Dataset entries

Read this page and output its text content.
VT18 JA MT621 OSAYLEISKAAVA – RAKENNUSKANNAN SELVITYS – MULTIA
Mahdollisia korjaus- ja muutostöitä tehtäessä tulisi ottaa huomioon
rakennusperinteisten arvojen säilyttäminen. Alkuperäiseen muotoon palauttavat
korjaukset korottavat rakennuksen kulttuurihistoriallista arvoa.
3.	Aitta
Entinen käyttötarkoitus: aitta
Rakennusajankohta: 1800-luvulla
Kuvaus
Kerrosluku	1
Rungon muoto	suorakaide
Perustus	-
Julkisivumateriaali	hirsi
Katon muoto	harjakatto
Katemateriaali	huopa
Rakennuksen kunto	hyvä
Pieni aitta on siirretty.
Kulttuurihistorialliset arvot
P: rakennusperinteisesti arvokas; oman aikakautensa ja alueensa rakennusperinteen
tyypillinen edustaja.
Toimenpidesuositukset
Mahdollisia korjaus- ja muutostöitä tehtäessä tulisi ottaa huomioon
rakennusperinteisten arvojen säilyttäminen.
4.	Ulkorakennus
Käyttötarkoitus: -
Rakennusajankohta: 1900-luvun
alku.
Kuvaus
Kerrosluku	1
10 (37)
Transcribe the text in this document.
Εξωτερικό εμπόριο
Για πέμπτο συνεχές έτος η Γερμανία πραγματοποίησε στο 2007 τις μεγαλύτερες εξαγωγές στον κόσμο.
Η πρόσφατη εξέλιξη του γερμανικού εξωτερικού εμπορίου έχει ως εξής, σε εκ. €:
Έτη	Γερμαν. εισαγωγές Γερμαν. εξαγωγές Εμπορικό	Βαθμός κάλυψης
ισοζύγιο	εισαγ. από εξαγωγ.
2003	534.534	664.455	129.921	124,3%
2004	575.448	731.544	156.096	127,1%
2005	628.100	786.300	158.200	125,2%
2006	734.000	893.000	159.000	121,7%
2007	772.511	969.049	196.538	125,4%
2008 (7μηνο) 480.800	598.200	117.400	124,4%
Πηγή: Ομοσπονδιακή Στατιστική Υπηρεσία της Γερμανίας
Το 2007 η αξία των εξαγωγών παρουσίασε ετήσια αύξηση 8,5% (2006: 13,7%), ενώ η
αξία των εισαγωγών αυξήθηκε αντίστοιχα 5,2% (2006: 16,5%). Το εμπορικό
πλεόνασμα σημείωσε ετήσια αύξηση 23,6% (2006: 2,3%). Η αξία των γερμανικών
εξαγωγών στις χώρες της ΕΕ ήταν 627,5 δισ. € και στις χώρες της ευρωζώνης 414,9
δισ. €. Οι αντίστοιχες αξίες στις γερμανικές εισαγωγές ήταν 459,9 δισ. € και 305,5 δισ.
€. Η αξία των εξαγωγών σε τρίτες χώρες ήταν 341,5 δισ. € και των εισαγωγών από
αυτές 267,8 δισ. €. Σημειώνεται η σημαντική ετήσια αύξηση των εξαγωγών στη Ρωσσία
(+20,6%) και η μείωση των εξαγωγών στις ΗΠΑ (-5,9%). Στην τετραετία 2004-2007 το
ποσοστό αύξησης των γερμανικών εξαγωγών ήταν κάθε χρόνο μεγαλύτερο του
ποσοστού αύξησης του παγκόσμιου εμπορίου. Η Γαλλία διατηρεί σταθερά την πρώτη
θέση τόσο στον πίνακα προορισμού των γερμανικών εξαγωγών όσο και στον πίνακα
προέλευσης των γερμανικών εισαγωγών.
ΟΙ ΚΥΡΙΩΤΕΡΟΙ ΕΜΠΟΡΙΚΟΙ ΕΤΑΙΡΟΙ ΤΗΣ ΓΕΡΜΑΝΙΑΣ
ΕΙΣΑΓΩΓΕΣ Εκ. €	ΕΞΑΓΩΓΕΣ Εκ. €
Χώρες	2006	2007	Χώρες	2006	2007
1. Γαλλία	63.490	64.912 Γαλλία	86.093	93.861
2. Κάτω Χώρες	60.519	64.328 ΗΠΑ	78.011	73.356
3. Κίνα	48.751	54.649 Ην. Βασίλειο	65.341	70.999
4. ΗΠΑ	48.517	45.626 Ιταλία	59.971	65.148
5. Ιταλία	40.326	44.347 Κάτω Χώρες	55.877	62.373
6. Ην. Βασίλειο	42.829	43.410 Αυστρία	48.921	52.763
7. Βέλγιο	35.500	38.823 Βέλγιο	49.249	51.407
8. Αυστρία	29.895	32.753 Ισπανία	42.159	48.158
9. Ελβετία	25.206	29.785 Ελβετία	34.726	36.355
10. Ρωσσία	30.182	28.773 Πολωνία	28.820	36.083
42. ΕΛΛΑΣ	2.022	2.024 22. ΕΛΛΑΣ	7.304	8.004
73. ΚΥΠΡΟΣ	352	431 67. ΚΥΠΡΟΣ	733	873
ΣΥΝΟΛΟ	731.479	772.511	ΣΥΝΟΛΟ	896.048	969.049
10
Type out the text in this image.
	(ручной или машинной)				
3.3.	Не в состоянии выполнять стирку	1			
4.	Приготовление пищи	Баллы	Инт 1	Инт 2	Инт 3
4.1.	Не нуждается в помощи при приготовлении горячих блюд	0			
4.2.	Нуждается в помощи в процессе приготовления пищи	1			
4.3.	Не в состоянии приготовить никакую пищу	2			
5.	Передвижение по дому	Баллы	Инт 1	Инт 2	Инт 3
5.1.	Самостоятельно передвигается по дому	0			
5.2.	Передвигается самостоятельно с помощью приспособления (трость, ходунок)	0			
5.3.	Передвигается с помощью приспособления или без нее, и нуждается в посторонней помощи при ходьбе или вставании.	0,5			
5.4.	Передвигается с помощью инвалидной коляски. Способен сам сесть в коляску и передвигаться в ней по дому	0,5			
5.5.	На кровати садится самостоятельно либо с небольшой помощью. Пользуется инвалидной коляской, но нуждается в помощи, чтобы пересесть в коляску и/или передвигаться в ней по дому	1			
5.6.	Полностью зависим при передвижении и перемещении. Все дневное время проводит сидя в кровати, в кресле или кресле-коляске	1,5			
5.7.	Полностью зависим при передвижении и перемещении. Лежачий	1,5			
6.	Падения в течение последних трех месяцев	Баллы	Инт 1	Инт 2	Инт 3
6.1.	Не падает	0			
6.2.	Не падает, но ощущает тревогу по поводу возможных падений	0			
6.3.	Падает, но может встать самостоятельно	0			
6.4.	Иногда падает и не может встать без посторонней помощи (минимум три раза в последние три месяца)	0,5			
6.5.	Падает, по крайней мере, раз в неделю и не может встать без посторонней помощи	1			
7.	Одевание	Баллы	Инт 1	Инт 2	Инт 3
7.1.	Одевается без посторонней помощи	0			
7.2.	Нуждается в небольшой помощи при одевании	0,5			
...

→ **STATED TASK**
Every line above needs to be retyped exactly.

→ **COMPLETE ANSWER**
Read this page and output its text content.
VT18 JA MT621 OSAYLEISKAAVA – RAKENNUSKANNAN SELVITYS – MULTIA
Mahdollisia korjaus- ja muutostöitä tehtäessä tulisi ottaa huomioon
rakennusperinteisten arvojen säilyttäminen. Alkuperäiseen muotoon palauttavat
korjaukset korottavat rakennuksen kulttuurihistoriallista arvoa.
3.	Aitta
Entinen käyttötarkoitus: aitta
Rakennusajankohta: 1800-luvulla
Kuvaus
Kerrosluku	1
Rungon muoto	suorakaide
Perustus	-
Julkisivumateriaali	hirsi
Katon muoto	harjakatto
Katemateriaali	huopa
Rakennuksen kunto	hyvä
Pieni aitta on siirretty.
Kulttuurihistorialliset arvot
P: rakennusperinteisesti arvokas; oman aikakautensa ja alueensa rakennusperinteen
tyypillinen edustaja.
Toimenpidesuositukset
Mahdollisia korjaus- ja muutostöitä tehtäessä tulisi ottaa huomioon
rakennusperinteisten arvojen säilyttäminen.
4.	Ulkorakennus
Käyttötarkoitus: -
Rakennusajankohta: 1900-luvun
alku.
Kuvaus
Kerrosluku	1
10 (37)
Transcribe the text in this document.
Εξωτερικό εμπόριο
Για πέμπτο συνεχές έτος η Γερμανία πραγματοποίησε στο 2007 τις μεγαλύτερες εξαγωγές στον κόσμο.
Η πρόσφατη εξέλιξη του γερμανικού εξωτερικού εμπορίου έχει ως εξής, σε εκ. €:
Έτη	Γερμαν. εισαγωγές Γερμαν. εξαγωγές Εμπορικό	Βαθμός κάλυψης
ισοζύγιο	εισαγ. από εξαγωγ.
2003	534.534	664.455	129.921	124,3%
2004	575.448	731.544	156.096	127,1%
2005	628.100	786.300	158.200	125,2%
2006	734.000	893.000	159.000	121,7%
2007	772.511	969.049	196.538	125,4%
2008 (7μηνο) 480.800	598.200	117.400	124,4%
Πηγή: Ομοσπονδιακή Στατιστική Υπηρεσία της Γερμανίας
Το 2007 η αξία των εξαγωγών παρουσίασε ετήσια αύξηση 8,5% (2006: 13,7%), ενώ η
αξία των εισαγωγών αυξήθηκε αντίστοιχα 5,2% (2006: 16,5%). Το εμπορικό
πλεόνασμα σημείωσε ετήσια αύξηση 23,6% (2006: 2,3%). Η αξία των γερμανικών
εξαγωγών στις χώρες της ΕΕ ήταν 627,5 δισ. € και στις χώρες της ευρωζώνης 414,9
δισ. €. Οι αντίστοιχες αξίες στις γερμανικές εισαγωγές ήταν 459,9 δισ. € και 305,5 δισ.
€. Η αξία των εξαγωγών σε τρίτες χώρες ήταν 341,5 δισ. € και των εισαγωγών από
αυτές 267,8 δισ. €. Σημειώνεται η σημαντική ετήσια αύξηση των εξαγωγών στη Ρωσσία
(+20,6%) και η μείωση των εξαγωγών στις ΗΠΑ (-5,9%). Στην τετραετία 2004-2007 το
ποσοστό αύξησης των γερμανικών εξαγωγών ήταν κάθε χρόνο μεγαλύτερο του
ποσοστού αύξησης του παγκόσμιου εμπορίου. Η Γαλλία διατηρεί σταθερά την πρώτη
θέση τόσο στον πίνακα προορισμού των γερμανικών εξαγωγών όσο και στον πίνακα
προέλευσης των γερμανικών εισαγωγών.
ΟΙ ΚΥΡΙΩΤΕΡΟΙ ΕΜΠΟΡΙΚΟΙ ΕΤΑΙΡΟΙ ΤΗΣ ΓΕΡΜΑΝΙΑΣ
ΕΙΣΑΓΩΓΕΣ Εκ. €	ΕΞΑΓΩΓΕΣ Εκ. €
Χώρες	2006	2007	Χώρες	2006	2007
1. Γαλλία	63.490	64.912 Γαλλία	86.093	93.861
2. Κάτω Χώρες	60.519	64.328 ΗΠΑ	78.011	73.356
3. Κίνα	48.751	54.649 Ην. Βασίλειο	65.341	70.999
4. ΗΠΑ	48.517	45.626 Ιταλία	59.971	65.148
5. Ιταλία	40.326	44.347 Κάτω Χώρες	55.877	62.373
6. Ην. Βασίλειο	42.829	43.410 Αυστρία	48.921	52.763
7. Βέλγιο	35.500	38.823 Βέλγιο	49.249	51.407
8. Αυστρία	29.895	32.753 Ισπανία	42.159	48.158
9. Ελβετία	25.206	29.785 Ελβετία	34.726	36.355
10. Ρωσσία	30.182	28.773 Πολωνία	28.820	36.083
42. ΕΛΛΑΣ	2.022	2.024 22. ΕΛΛΑΣ	7.304	8.004
73. ΚΥΠΡΟΣ	352	431 67. ΚΥΠΡΟΣ	733	873
ΣΥΝΟΛΟ	731.479	772.511	ΣΥΝΟΛΟ	896.048	969.049
10
Type out the text in this image.
	(ручной или машинной)				
3.3.	Не в состоянии выполнять стирку	1			
4.	Приготовление пищи	Баллы	Инт 1	Инт 2	Инт 3
4.1.	Не нуждается в помощи при приготовлении горячих блюд	0			
4.2.	Нуждается в помощи в процессе приготовления пищи	1			
4.3.	Не в состоянии приготовить никакую пищу	2			
5.	Передвижение по дому	Баллы	Инт 1	Инт 2	Инт 3
5.1.	Самостоятельно передвигается по дому	0			
5.2.	Передвигается самостоятельно с помощью приспособления (трость, ходунок)	0			
5.3.	Передвигается с помощью приспособления или без нее, и нуждается в посторонней помощи при ходьбе или вставании.	0,5			
5.4.	Передвигается с помощью инвалидной коляски. Способен сам сесть в коляску и передвигаться в ней по дому	0,5			
5.5.	На кровати садится самостоятельно либо с небольшой помощью. Пользуется инвалидной коляской, но нуждается в помощи, чтобы пересесть в коляску и/или передвигаться в ней по дому	1			
5.6.	Полностью зависим при передвижении и перемещении. Все дневное время проводит сидя в кровати, в кресле или кресле-коляске	1,5			
5.7.	Полностью зависим при передвижении и перемещении. Лежачий	1,5			
6.	Падения в течение последних трех месяцев	Баллы	Инт 1	Инт 2	Инт 3
6.1.	Не падает	0			
6.2.	Не падает, но ощущает тревогу по поводу возможных падений	0			
6.3.	Падает, но может встать самостоятельно	0			
6.4.	Иногда падает и не может встать без посторонней помощи (минимум три раза в последние три месяца)	0,5			
6.5.	Падает, по крайней мере, раз в неделю и не может встать без посторонней помощи	1			
7.	Одевание	Баллы	Инт 1	Инт 2	Инт 3
7.1.	Одевается без посторонней помощи	0			
7.2.	Нуждается в небольшой помощи при одевании	0,5			
...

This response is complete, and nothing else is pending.